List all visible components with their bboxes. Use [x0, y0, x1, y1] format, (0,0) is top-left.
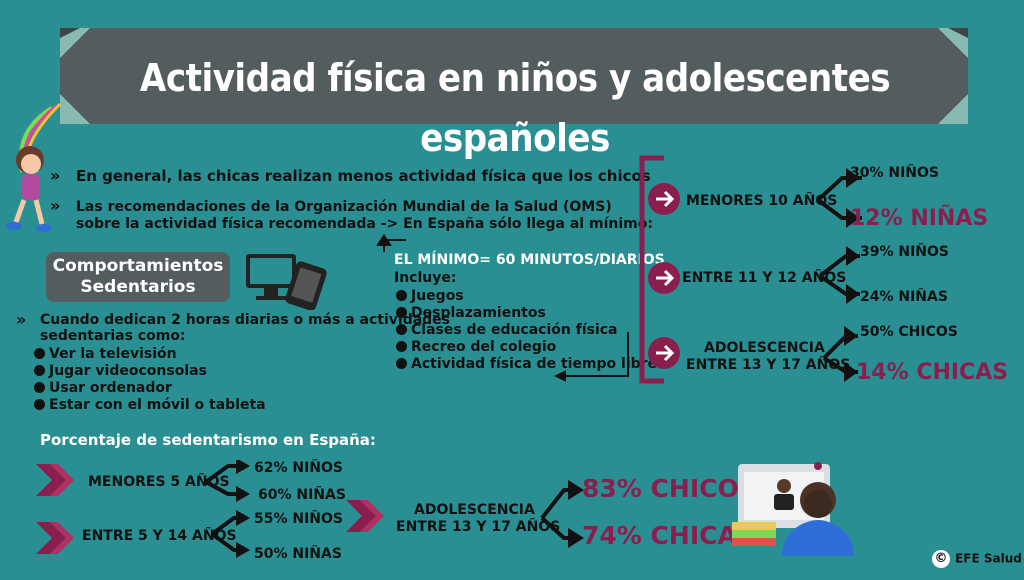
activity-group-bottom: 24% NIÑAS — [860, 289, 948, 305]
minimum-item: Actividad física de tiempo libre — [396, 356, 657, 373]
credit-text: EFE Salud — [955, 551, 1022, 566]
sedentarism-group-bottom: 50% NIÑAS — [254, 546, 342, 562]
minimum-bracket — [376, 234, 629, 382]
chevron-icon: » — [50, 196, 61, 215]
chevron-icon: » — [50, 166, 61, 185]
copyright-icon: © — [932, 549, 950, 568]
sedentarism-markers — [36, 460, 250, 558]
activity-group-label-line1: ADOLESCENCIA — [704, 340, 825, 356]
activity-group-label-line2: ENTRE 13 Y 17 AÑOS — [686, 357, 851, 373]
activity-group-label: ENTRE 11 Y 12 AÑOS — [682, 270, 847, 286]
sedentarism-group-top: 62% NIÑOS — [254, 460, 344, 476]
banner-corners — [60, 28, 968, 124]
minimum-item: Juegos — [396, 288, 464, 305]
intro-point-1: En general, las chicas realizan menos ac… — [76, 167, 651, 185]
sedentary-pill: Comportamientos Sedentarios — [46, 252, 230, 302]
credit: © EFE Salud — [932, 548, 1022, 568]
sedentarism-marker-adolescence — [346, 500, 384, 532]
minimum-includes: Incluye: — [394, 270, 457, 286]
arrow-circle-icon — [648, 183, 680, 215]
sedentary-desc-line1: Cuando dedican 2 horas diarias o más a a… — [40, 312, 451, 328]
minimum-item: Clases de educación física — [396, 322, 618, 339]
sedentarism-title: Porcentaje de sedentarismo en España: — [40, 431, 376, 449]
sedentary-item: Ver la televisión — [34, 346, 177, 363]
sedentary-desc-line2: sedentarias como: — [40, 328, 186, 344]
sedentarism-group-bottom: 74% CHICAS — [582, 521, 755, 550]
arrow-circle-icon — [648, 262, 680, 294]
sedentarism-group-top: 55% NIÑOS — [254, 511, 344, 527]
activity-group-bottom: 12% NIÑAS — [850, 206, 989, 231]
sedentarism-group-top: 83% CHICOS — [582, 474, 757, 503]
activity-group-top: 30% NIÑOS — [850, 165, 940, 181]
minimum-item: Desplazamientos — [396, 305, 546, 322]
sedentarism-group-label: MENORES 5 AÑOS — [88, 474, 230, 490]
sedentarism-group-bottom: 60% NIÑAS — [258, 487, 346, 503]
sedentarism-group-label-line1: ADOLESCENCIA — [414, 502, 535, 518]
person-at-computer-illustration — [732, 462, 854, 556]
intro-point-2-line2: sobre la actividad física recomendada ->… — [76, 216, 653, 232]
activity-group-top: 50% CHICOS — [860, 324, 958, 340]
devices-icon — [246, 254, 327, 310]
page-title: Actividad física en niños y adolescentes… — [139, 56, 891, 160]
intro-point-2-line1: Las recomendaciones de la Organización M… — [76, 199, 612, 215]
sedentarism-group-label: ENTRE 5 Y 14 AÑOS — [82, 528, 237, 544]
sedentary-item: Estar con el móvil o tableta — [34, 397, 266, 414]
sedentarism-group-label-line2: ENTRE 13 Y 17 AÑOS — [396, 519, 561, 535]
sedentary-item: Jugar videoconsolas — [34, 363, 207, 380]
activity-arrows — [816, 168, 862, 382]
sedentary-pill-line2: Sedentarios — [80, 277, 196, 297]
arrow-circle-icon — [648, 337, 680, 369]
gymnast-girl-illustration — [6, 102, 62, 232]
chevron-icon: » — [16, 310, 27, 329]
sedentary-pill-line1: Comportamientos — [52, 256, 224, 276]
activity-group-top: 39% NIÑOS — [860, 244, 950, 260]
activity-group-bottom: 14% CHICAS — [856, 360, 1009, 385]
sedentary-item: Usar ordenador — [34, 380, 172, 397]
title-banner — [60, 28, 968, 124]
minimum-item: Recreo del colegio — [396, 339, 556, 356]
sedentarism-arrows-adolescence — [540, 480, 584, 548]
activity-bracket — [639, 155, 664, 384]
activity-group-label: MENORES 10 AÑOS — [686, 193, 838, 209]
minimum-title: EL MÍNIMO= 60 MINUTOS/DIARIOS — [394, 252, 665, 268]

**WHAT THE TASK REQUIRES:** Format every line of the rows above as a Markdown table with the columns Index and Line, numbering each line and omitting blank lines and pictures.

**CORRECT RESPONSE:**
| Index | Line |
|---|---|
| 1 | List all visible components with their bboxes. Use [x0, y0, x1, y1] format, (0,0) is top-left. |
| 2 | activity-group-bottom: 24% NIÑAS — [860, 289, 948, 305] |
| 3 | minimum-item: Actividad física de tiempo libre — [396, 356, 657, 373] |
| 4 | credit-text: EFE Salud — [955, 551, 1022, 566] |
| 5 | sedentarism-group-bottom: 50% NIÑAS — [254, 546, 342, 562] |
| 6 | minimum-bracket — [376, 234, 629, 382] |
| 7 | chevron-icon: » — [50, 196, 61, 215] |
| 8 | chevron-icon: » — [50, 166, 61, 185] |
| 9 | copyright-icon: © — [932, 549, 950, 568] |
| 10 | sedentarism-markers — [36, 460, 250, 558] |
| 11 | activity-group-label-line1: ADOLESCENCIA — [704, 340, 825, 356] |
| 12 | activity-group-label-line2: ENTRE 13 Y 17 AÑOS — [686, 357, 851, 373] |
| 13 | activity-group-label: ENTRE 11 Y 12 AÑOS — [682, 270, 847, 286] |
| 14 | sedentarism-group-top: 62% NIÑOS — [254, 460, 344, 476] |
| 15 | banner-corners — [60, 28, 968, 124] |
| 16 | minimum-item: Juegos — [396, 288, 464, 305] |
| 17 | intro-point-1: En general, las chicas realizan menos ac… — [76, 167, 651, 185] |
| 18 | sedentary-pill: Comportamientos Sedentarios — [46, 252, 230, 302] |
| 19 | credit: © EFE Salud — [932, 548, 1022, 568] |
| 20 | sedentarism-marker-adolescence — [346, 500, 384, 532] |
| 21 | minimum-includes: Incluye: — [394, 270, 457, 286] |
| 22 | arrow-circle-icon — [648, 183, 680, 215] |
| 23 | sedentary-desc-line1: Cuando dedican 2 horas diarias o más a a… — [40, 312, 451, 328] |
| 24 | minimum-item: Clases de educación física — [396, 322, 618, 339] |
| 25 | sedentarism-title: Porcentaje de sedentarismo en España: — [40, 431, 376, 449] |
| 26 | sedentary-item: Ver la televisión — [34, 346, 177, 363] |
| 27 | sedentary-desc-line2: sedentarias como: — [40, 328, 186, 344] |
| 28 | sedentarism-group-bottom: 74% CHICAS — [582, 521, 755, 550] |
| 29 | arrow-circle-icon — [648, 262, 680, 294] |
| 30 | sedentarism-group-top: 55% NIÑOS — [254, 511, 344, 527] |
| 31 | activity-group-bottom: 12% NIÑAS — [850, 206, 989, 231] |
| 32 | sedentarism-group-top: 83% CHICOS — [582, 474, 757, 503] |
| 33 | activity-group-top: 30% NIÑOS — [850, 165, 940, 181] |
| 34 | minimum-item: Desplazamientos — [396, 305, 546, 322] |
| 35 | sedentarism-group-label: MENORES 5 AÑOS — [88, 474, 230, 490] |
| 36 | sedentarism-group-bottom: 60% NIÑAS — [258, 487, 346, 503] |
| 37 | sedentarism-group-label-line1: ADOLESCENCIA — [414, 502, 535, 518] |
| 38 | person-at-computer-illustration — [732, 462, 854, 556] |
| 39 | intro-point-2-line2: sobre la actividad física recomendada ->… — [76, 216, 653, 232] |
| 40 | activity-group-top: 50% CHICOS — [860, 324, 958, 340] |
| 41 | devices-icon — [246, 254, 327, 310] |
| 42 | page-title: Actividad física en niños y adolescentes… — [139, 56, 891, 160] |
| 43 | intro-point-2-line1: Las recomendaciones de la Organización M… — [76, 199, 612, 215] |
| 44 | sedentarism-group-label: ENTRE 5 Y 14 AÑOS — [82, 528, 237, 544] |
| 45 | sedentary-item: Estar con el móvil o tableta — [34, 397, 266, 414] |
| 46 | sedentarism-group-label-line2: ENTRE 13 Y 17 AÑOS — [396, 519, 561, 535] |
| 47 | sedentary-item: Jugar videoconsolas — [34, 363, 207, 380] |
| 48 | activity-arrows — [816, 168, 862, 382] |
| 49 | sedentary-pill-line2: Sedentarios — [80, 277, 196, 297] |
| 50 | arrow-circle-icon — [648, 337, 680, 369] |
| 51 | gymnast-girl-illustration — [6, 102, 62, 232] |
| 52 | chevron-icon: » — [16, 310, 27, 329] |
| 53 | sedentary-pill-line1: Comportamientos — [52, 256, 224, 276] |
| 54 | activity-group-top: 39% NIÑOS — [860, 244, 950, 260] |
| 55 | activity-group-bottom: 14% CHICAS — [856, 360, 1009, 385] |
| 56 | sedentary-item: Usar ordenador — [34, 380, 172, 397] |
| 57 | title-banner — [60, 28, 968, 124] |
| 58 | minimum-item: Recreo del colegio — [396, 339, 556, 356] |
| 59 | sedentarism-arrows-adolescence — [540, 480, 584, 548] |
| 60 | activity-bracket — [639, 155, 664, 384] |
| 61 | activity-group-label: MENORES 10 AÑOS — [686, 193, 838, 209] |
| 62 | minimum-title: EL MÍNIMO= 60 MINUTOS/DIARIOS — [394, 252, 665, 268] |